* **Job**
Format every line of the data below as a Markdown table with two columns, n for the row number and Line for the line itself, leaving out any blank lines.

Layout element annotations:

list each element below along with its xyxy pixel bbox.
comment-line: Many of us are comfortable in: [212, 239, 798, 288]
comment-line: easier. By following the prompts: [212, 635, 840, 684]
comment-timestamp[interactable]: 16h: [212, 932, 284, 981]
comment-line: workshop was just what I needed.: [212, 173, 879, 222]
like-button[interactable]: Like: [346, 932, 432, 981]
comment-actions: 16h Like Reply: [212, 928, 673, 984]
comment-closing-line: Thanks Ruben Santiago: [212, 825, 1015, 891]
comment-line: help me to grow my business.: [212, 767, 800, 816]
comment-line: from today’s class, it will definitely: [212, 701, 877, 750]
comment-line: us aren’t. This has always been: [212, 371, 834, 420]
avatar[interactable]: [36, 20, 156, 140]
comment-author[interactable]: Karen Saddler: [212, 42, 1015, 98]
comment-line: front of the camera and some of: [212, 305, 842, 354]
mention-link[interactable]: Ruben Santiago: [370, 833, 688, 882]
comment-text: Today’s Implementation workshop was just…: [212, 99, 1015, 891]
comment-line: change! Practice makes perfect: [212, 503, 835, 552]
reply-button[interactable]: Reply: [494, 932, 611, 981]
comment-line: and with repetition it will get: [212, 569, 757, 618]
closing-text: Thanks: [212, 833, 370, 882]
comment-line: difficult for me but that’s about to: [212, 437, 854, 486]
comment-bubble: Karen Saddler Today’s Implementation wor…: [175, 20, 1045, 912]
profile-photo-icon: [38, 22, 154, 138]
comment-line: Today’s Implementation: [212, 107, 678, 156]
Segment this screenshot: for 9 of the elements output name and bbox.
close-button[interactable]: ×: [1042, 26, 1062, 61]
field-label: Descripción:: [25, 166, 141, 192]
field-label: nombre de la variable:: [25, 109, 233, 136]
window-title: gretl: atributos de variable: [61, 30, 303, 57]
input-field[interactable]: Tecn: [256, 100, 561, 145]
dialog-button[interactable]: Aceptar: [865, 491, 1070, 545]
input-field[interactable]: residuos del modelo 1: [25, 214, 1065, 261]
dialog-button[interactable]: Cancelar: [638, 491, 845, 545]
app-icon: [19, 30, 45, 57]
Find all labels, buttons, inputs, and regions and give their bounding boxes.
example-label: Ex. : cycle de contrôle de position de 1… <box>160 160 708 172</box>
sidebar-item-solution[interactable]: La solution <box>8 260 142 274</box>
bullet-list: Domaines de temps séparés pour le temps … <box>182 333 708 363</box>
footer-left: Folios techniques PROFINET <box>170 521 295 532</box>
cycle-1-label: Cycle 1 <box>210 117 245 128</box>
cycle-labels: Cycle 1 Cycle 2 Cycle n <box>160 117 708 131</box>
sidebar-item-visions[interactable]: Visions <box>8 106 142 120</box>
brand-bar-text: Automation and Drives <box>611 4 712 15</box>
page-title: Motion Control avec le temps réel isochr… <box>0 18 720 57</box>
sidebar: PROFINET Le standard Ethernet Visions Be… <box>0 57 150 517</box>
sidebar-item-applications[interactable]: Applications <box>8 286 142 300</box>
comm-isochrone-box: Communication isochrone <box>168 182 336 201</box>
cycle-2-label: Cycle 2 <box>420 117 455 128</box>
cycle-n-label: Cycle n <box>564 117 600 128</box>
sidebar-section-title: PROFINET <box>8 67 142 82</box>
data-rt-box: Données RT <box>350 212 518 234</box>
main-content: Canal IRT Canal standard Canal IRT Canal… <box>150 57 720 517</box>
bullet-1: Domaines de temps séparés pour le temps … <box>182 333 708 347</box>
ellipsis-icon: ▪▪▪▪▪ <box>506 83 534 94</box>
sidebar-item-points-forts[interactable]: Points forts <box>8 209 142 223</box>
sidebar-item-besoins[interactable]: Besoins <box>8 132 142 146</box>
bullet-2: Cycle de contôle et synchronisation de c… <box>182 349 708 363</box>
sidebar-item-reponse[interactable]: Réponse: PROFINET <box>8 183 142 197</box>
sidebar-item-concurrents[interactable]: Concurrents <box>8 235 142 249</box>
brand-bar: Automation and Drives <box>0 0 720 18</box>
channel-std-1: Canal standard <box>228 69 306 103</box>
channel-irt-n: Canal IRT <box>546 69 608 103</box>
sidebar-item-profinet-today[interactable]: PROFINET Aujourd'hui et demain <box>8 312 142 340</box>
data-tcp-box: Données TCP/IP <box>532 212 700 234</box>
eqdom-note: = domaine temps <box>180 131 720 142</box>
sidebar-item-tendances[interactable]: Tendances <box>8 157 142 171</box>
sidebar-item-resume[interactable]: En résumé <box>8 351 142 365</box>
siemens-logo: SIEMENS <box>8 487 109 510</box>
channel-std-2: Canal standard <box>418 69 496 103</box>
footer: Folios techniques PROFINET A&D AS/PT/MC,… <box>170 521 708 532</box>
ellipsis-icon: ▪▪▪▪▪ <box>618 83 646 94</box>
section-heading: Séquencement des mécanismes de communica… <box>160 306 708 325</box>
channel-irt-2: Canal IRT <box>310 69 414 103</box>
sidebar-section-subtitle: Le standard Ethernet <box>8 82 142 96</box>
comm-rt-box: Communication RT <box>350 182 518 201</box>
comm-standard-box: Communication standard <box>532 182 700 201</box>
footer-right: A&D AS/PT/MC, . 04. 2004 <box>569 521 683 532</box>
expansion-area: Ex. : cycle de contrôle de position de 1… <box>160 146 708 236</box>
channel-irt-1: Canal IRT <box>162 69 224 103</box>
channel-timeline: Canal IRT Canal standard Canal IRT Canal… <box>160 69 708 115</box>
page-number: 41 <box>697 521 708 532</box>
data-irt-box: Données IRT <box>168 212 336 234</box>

* **Correct response**
| n | Line |
|---|---|
| 1 | list each element below along with its xyxy pixel bbox. |
| 2 | comment-line: Many of us are comfortable in: [212, 239, 798, 288] |
| 3 | comment-line: easier. By following the prompts: [212, 635, 840, 684] |
| 4 | comment-timestamp[interactable]: 16h: [212, 932, 284, 981] |
| 5 | comment-line: workshop was just what I needed.: [212, 173, 879, 222] |
| 6 | like-button[interactable]: Like: [346, 932, 432, 981] |
| 7 | comment-actions: 16h Like Reply: [212, 928, 673, 984] |
| 8 | comment-closing-line: Thanks Ruben Santiago: [212, 825, 1015, 891] |
| 9 | comment-line: help me to grow my business.: [212, 767, 800, 816] |
| 10 | comment-line: from today’s class, it will definitely: [212, 701, 877, 750] |
| 11 | comment-line: us aren’t. This has always been: [212, 371, 834, 420] |
| 12 | avatar[interactable]: [36, 20, 156, 140] |
| 13 | comment-author[interactable]: Karen Saddler: [212, 42, 1015, 98] |
| 14 | comment-line: front of the camera and some of: [212, 305, 842, 354] |
| 15 | mention-link[interactable]: Ruben Santiago: [370, 833, 688, 882] |
| 16 | comment-text: Today’s Implementation workshop was just…: [212, 99, 1015, 891] |
| 17 | comment-line: change! Practice makes perfect: [212, 503, 835, 552] |
| 18 | reply-button[interactable]: Reply: [494, 932, 611, 981] |
| 19 | comment-line: and with repetition it will get: [212, 569, 757, 618] |
| 20 | closing-text: Thanks: [212, 833, 370, 882] |
| 21 | comment-line: difficult for me but that’s about to: [212, 437, 854, 486] |
| 22 | comment-bubble: Karen Saddler Today’s Implementation wor…: [175, 20, 1045, 912] |
| 23 | profile-photo-icon: [38, 22, 154, 138] |
| 24 | comment-line: Today’s Implementation: [212, 107, 678, 156] |
| 25 | Segment this screenshot: for 9 of the elements output name and bbox. |
| 26 | close-button[interactable]: ×: [1042, 26, 1062, 61] |
| 27 | field-label: Descripción:: [25, 166, 141, 192] |
| 28 | field-label: nombre de la variable:: [25, 109, 233, 136] |
| 29 | window-title: gretl: atributos de variable: [61, 30, 303, 57] |
| 30 | input-field[interactable]: Tecn: [256, 100, 561, 145] |
| 31 | dialog-button[interactable]: Aceptar: [865, 491, 1070, 545] |
| 32 | input-field[interactable]: residuos del modelo 1: [25, 214, 1065, 261] |
| 33 | dialog-button[interactable]: Cancelar: [638, 491, 845, 545] |
| 34 | app-icon: [19, 30, 45, 57] |
| 35 | Find all labels, buttons, inputs, and regions and give their bounding boxes. |
| 36 | example-label: Ex. : cycle de contrôle de position de 1… <box>160 160 708 172</box> |
| 37 | sidebar-item-solution[interactable]: La solution <box>8 260 142 274</box> |
| 38 | bullet-list: Domaines de temps séparés pour le temps … <box>182 333 708 363</box> |
| 39 | footer-left: Folios techniques PROFINET <box>170 521 295 532</box> |
| 40 | cycle-1-label: Cycle 1 <box>210 117 245 128</box> |
| 41 | cycle-labels: Cycle 1 Cycle 2 Cycle n <box>160 117 708 131</box> |
| 42 | sidebar-item-visions[interactable]: Visions <box>8 106 142 120</box> |
| 43 | brand-bar-text: Automation and Drives <box>611 4 712 15</box> |
| 44 | page-title: Motion Control avec le temps réel isochr… <box>0 18 720 57</box> |
| 45 | sidebar: PROFINET Le standard Ethernet Visions Be… <box>0 57 150 517</box> |
| 46 | sidebar-item-applications[interactable]: Applications <box>8 286 142 300</box> |
| 47 | comm-isochrone-box: Communication isochrone <box>168 182 336 201</box> |
| 48 | cycle-2-label: Cycle 2 <box>420 117 455 128</box> |
| 49 | cycle-n-label: Cycle n <box>564 117 600 128</box> |
| 50 | sidebar-section-title: PROFINET <box>8 67 142 82</box> |
| 51 | data-rt-box: Données RT <box>350 212 518 234</box> |
| 52 | main-content: Canal IRT Canal standard Canal IRT Canal… <box>150 57 720 517</box> |
| 53 | bullet-1: Domaines de temps séparés pour le temps … <box>182 333 708 347</box> |
| 54 | ellipsis-icon: ▪▪▪▪▪ <box>506 83 534 94</box> |
| 55 | sidebar-item-points-forts[interactable]: Points forts <box>8 209 142 223</box> |
| 56 | sidebar-item-besoins[interactable]: Besoins <box>8 132 142 146</box> |
| 57 | bullet-2: Cycle de contôle et synchronisation de c… <box>182 349 708 363</box> |
| 58 | sidebar-item-reponse[interactable]: Réponse: PROFINET <box>8 183 142 197</box> |
| 59 | sidebar-item-concurrents[interactable]: Concurrents <box>8 235 142 249</box> |
| 60 | brand-bar: Automation and Drives <box>0 0 720 18</box> |
| 61 | channel-std-1: Canal standard <box>228 69 306 103</box> |
| 62 | channel-irt-n: Canal IRT <box>546 69 608 103</box> |
| 63 | sidebar-item-profinet-today[interactable]: PROFINET Aujourd'hui et demain <box>8 312 142 340</box> |
| 64 | data-tcp-box: Données TCP/IP <box>532 212 700 234</box> |
| 65 | eqdom-note: = domaine temps <box>180 131 720 142</box> |
| 66 | sidebar-item-tendances[interactable]: Tendances <box>8 157 142 171</box> |
| 67 | sidebar-item-resume[interactable]: En résumé <box>8 351 142 365</box> |
| 68 | siemens-logo: SIEMENS <box>8 487 109 510</box> |
| 69 | channel-std-2: Canal standard <box>418 69 496 103</box> |
| 70 | footer: Folios techniques PROFINET A&D AS/PT/MC,… <box>170 521 708 532</box> |
| 71 | ellipsis-icon: ▪▪▪▪▪ <box>618 83 646 94</box> |
| 72 | section-heading: Séquencement des mécanismes de communica… <box>160 306 708 325</box> |
| 73 | channel-irt-2: Canal IRT <box>310 69 414 103</box> |
| 74 | sidebar-section-subtitle: Le standard Ethernet <box>8 82 142 96</box> |
| 75 | comm-rt-box: Communication RT <box>350 182 518 201</box> |
| 76 | comm-standard-box: Communication standard <box>532 182 700 201</box> |
| 77 | footer-right: A&D AS/PT/MC, . 04. 2004 <box>569 521 683 532</box> |
| 78 | expansion-area: Ex. : cycle de contrôle de position de 1… <box>160 146 708 236</box> |
| 79 | channel-irt-1: Canal IRT <box>162 69 224 103</box> |
| 80 | channel-timeline: Canal IRT Canal standard Canal IRT Canal… <box>160 69 708 115</box> |
| 81 | page-number: 41 <box>697 521 708 532</box> |
| 82 | data-irt-box: Données IRT <box>168 212 336 234</box> |